— RECORDS SHOWN —
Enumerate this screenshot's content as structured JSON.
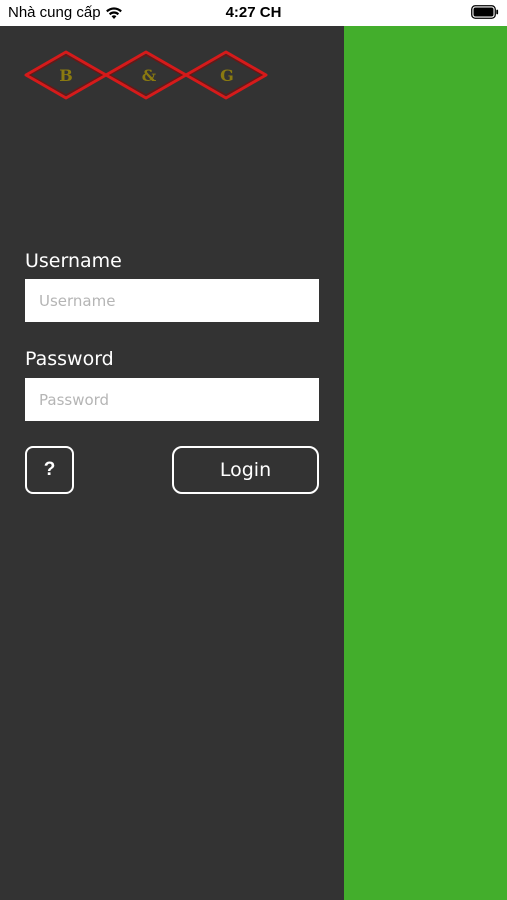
{
  "status_bar": {
    "carrier": "Nhà cung cấp",
    "time": "4:27 CH",
    "wifi_icon": "wifi-icon",
    "battery_icon": "battery-icon"
  },
  "logo": {
    "letters": [
      "B",
      "&",
      "G"
    ],
    "border_color": "#d61a1a",
    "letter_color": "#8a7a10"
  },
  "form": {
    "username_label": "Username",
    "username_placeholder": "Username",
    "username_value": "",
    "password_label": "Password",
    "password_placeholder": "Password",
    "password_value": "",
    "help_label": "?",
    "login_label": "Login"
  },
  "colors": {
    "drawer_bg": "#333333",
    "green_panel": "#43ae2c"
  }
}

— PROBLEM —
Exactly as written, return every line of the listing, but not the pictures.

— REPLY —
Enumerate this screenshot's content as structured JSON.
{
  "status_bar": {
    "carrier": "Nhà cung cấp",
    "time": "4:27 CH",
    "wifi_icon": "wifi-icon",
    "battery_icon": "battery-icon"
  },
  "logo": {
    "letters": [
      "B",
      "&",
      "G"
    ],
    "border_color": "#d61a1a",
    "letter_color": "#8a7a10"
  },
  "form": {
    "username_label": "Username",
    "username_placeholder": "Username",
    "username_value": "",
    "password_label": "Password",
    "password_placeholder": "Password",
    "password_value": "",
    "help_label": "?",
    "login_label": "Login"
  },
  "colors": {
    "drawer_bg": "#333333",
    "green_panel": "#43ae2c"
  }
}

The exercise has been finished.